● Goal of the exercise
List all lines of the data that include the string "milliers".

● Records provided
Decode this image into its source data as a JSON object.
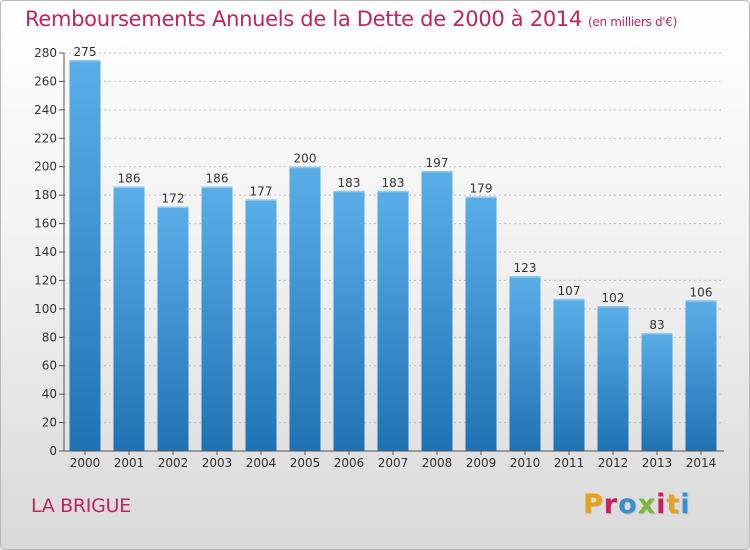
{
  "header": {
    "title": "Remboursements Annuels de la Dette de 2000 à 2014",
    "unit": "(en milliers d'€)"
  },
  "footer": {
    "commune": "LA BRIGUE",
    "logo": "Proxiti"
  },
  "colors": {
    "title": "#c0245e",
    "bar_top": "#5aaee8",
    "bar_bottom": "#1f73b4",
    "logo_letters": [
      "#e8a21a",
      "#c0245e",
      "#3a8fd0",
      "#7bb83a",
      "#c0245e",
      "#e8a21a",
      "#3a8fd0"
    ]
  },
  "chart_data": {
    "type": "bar",
    "title": "Remboursements Annuels de la Dette de 2000 à 2014",
    "subtitle": "(en milliers d'€)",
    "categories": [
      "2000",
      "2001",
      "2002",
      "2003",
      "2004",
      "2005",
      "2006",
      "2007",
      "2008",
      "2009",
      "2010",
      "2011",
      "2012",
      "2013",
      "2014"
    ],
    "values": [
      275,
      186,
      172,
      186,
      177,
      200,
      183,
      183,
      197,
      179,
      123,
      107,
      102,
      83,
      106
    ],
    "ylim": [
      0,
      280
    ],
    "yticks": [
      0,
      20,
      40,
      60,
      80,
      100,
      120,
      140,
      160,
      180,
      200,
      220,
      240,
      260,
      280
    ],
    "grid": true,
    "data_labels": true
  }
}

● Exercise output
    "unit": "(en milliers d'€)"
    "subtitle": "(en milliers d'€)",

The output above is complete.